-- WORK REQUIRED --
Reproduce all records exactly.

[Entries taken from a collection]

start

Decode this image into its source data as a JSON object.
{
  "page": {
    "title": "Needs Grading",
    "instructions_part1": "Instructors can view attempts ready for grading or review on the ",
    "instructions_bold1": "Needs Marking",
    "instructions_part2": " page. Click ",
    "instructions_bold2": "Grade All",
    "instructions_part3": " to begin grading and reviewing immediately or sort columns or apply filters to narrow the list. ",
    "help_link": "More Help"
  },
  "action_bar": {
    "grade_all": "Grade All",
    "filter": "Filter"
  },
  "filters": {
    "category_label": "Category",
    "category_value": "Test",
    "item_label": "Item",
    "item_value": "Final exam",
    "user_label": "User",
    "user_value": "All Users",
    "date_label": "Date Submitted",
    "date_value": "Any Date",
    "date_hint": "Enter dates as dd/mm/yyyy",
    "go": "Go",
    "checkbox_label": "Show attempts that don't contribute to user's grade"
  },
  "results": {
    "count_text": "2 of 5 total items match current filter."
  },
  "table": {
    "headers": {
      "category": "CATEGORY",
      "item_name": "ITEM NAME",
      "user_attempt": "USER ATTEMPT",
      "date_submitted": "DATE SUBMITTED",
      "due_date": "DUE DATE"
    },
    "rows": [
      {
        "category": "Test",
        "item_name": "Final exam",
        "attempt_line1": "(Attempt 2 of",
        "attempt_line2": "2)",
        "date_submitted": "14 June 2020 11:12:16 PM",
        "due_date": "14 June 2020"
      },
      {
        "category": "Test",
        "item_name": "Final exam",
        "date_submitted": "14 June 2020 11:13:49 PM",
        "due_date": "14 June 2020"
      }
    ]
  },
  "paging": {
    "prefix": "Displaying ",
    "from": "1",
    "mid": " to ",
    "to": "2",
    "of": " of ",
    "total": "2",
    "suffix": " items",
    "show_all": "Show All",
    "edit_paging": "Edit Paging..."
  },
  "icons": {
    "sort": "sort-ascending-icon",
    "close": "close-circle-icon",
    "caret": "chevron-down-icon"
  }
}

end

-- COMPLETED TASK --
Decode this image into its source data as a JSON object.
{
  "page": {
    "title": "Needs Grading",
    "instructions_part1": "Instructors can view attempts ready for grading or review on the ",
    "instructions_bold1": "Needs Marking",
    "instructions_part2": " page. Click ",
    "instructions_bold2": "Grade All",
    "instructions_part3": " to begin grading and reviewing immediately or sort columns or apply filters to narrow the list. ",
    "help_link": "More Help"
  },
  "action_bar": {
    "grade_all": "Grade All",
    "filter": "Filter"
  },
  "filters": {
    "category_label": "Category",
    "category_value": "Test",
    "item_label": "Item",
    "item_value": "Final exam",
    "user_label": "User",
    "user_value": "All Users",
    "date_label": "Date Submitted",
    "date_value": "Any Date",
    "date_hint": "Enter dates as dd/mm/yyyy",
    "go": "Go",
    "checkbox_label": "Show attempts that don't contribute to user's grade"
  },
  "results": {
    "count_text": "2 of 5 total items match current filter."
  },
  "table": {
    "headers": {
      "category": "CATEGORY",
      "item_name": "ITEM NAME",
      "user_attempt": "USER ATTEMPT",
      "date_submitted": "DATE SUBMITTED",
      "due_date": "DUE DATE"
    },
    "rows": [
      {
        "category": "Test",
        "item_name": "Final exam",
        "attempt_line1": "(Attempt 2 of",
        "attempt_line2": "2)",
        "date_submitted": "14 June 2020 11:12:16 PM",
        "due_date": "14 June 2020"
      },
      {
        "category": "Test",
        "item_name": "Final exam",
        "date_submitted": "14 June 2020 11:13:49 PM",
        "due_date": "14 June 2020"
      }
    ]
  },
  "paging": {
    "prefix": "Displaying ",
    "from": "1",
    "mid": " to ",
    "to": "2",
    "of": " of ",
    "total": "2",
    "suffix": " items",
    "show_all": "Show All",
    "edit_paging": "Edit Paging..."
  },
  "icons": {
    "sort": "sort-ascending-icon",
    "close": "close-circle-icon",
    "caret": "chevron-down-icon"
  }
}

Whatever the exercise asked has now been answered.